→ Directive
Copy out all of the data below with no alterations.
[Start]
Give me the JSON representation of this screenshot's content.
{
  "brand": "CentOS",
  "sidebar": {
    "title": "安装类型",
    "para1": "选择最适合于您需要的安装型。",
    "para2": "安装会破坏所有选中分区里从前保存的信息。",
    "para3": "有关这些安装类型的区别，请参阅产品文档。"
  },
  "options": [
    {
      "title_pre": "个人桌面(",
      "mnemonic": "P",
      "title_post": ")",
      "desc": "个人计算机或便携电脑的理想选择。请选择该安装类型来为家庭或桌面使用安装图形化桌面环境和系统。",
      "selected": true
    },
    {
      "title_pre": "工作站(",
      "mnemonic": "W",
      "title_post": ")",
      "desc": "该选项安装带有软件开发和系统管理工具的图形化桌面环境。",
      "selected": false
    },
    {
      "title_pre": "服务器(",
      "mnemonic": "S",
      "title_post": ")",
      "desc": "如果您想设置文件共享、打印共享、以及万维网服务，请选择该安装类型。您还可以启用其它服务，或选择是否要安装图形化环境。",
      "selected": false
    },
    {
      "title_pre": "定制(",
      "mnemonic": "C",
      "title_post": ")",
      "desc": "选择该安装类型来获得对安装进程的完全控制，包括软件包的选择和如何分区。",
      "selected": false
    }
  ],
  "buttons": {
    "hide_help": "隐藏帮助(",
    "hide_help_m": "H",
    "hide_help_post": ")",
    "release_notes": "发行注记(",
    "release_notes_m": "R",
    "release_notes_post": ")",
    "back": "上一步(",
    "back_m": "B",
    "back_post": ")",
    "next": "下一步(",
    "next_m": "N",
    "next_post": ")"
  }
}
[End]
→ Response to the exercise
Give me the JSON representation of this screenshot's content.
{
  "brand": "CentOS",
  "sidebar": {
    "title": "安装类型",
    "para1": "选择最适合于您需要的安装型。",
    "para2": "安装会破坏所有选中分区里从前保存的信息。",
    "para3": "有关这些安装类型的区别，请参阅产品文档。"
  },
  "options": [
    {
      "title_pre": "个人桌面(",
      "mnemonic": "P",
      "title_post": ")",
      "desc": "个人计算机或便携电脑的理想选择。请选择该安装类型来为家庭或桌面使用安装图形化桌面环境和系统。",
      "selected": true
    },
    {
      "title_pre": "工作站(",
      "mnemonic": "W",
      "title_post": ")",
      "desc": "该选项安装带有软件开发和系统管理工具的图形化桌面环境。",
      "selected": false
    },
    {
      "title_pre": "服务器(",
      "mnemonic": "S",
      "title_post": ")",
      "desc": "如果您想设置文件共享、打印共享、以及万维网服务，请选择该安装类型。您还可以启用其它服务，或选择是否要安装图形化环境。",
      "selected": false
    },
    {
      "title_pre": "定制(",
      "mnemonic": "C",
      "title_post": ")",
      "desc": "选择该安装类型来获得对安装进程的完全控制，包括软件包的选择和如何分区。",
      "selected": false
    }
  ],
  "buttons": {
    "hide_help": "隐藏帮助(",
    "hide_help_m": "H",
    "hide_help_post": ")",
    "release_notes": "发行注记(",
    "release_notes_m": "R",
    "release_notes_post": ")",
    "back": "上一步(",
    "back_m": "B",
    "back_post": ")",
    "next": "下一步(",
    "next_m": "N",
    "next_post": ")"
  }
}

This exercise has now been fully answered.